• **Prompt**:
Every entry below must appear again, exactly as written.

(Saved entries)

* BEGIN *

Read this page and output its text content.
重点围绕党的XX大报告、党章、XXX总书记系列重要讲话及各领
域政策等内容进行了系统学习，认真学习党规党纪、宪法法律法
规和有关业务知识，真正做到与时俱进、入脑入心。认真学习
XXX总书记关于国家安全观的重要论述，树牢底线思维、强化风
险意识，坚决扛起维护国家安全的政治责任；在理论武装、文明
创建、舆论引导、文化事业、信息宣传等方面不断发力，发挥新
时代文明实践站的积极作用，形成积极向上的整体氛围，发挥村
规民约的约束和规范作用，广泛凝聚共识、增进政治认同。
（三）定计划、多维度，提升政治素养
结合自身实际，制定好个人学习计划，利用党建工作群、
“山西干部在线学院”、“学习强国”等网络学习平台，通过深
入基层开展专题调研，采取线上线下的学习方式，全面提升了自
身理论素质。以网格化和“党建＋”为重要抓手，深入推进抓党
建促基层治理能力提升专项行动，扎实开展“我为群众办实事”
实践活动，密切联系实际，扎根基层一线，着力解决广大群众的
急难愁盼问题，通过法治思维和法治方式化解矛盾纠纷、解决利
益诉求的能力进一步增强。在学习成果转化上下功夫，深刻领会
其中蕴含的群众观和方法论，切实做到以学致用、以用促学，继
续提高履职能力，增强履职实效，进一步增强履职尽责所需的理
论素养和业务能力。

* END *

• **Task response**:
Read this page and output its text content.
重点围绕党的XX大报告、党章、XXX总书记系列重要讲话及各领
域政策等内容进行了系统学习，认真学习党规党纪、宪法法律法
规和有关业务知识，真正做到与时俱进、入脑入心。认真学习
XXX总书记关于国家安全观的重要论述，树牢底线思维、强化风
险意识，坚决扛起维护国家安全的政治责任；在理论武装、文明
创建、舆论引导、文化事业、信息宣传等方面不断发力，发挥新
时代文明实践站的积极作用，形成积极向上的整体氛围，发挥村
规民约的约束和规范作用，广泛凝聚共识、增进政治认同。
（三）定计划、多维度，提升政治素养
结合自身实际，制定好个人学习计划，利用党建工作群、
“山西干部在线学院”、“学习强国”等网络学习平台，通过深
入基层开展专题调研，采取线上线下的学习方式，全面提升了自
身理论素质。以网格化和“党建＋”为重要抓手，深入推进抓党
建促基层治理能力提升专项行动，扎实开展“我为群众办实事”
实践活动，密切联系实际，扎根基层一线，着力解决广大群众的
急难愁盼问题，通过法治思维和法治方式化解矛盾纠纷、解决利
益诉求的能力进一步增强。在学习成果转化上下功夫，深刻领会
其中蕴含的群众观和方法论，切实做到以学致用、以用促学，继
续提高履职能力，增强履职实效，进一步增强履职尽责所需的理
论素养和业务能力。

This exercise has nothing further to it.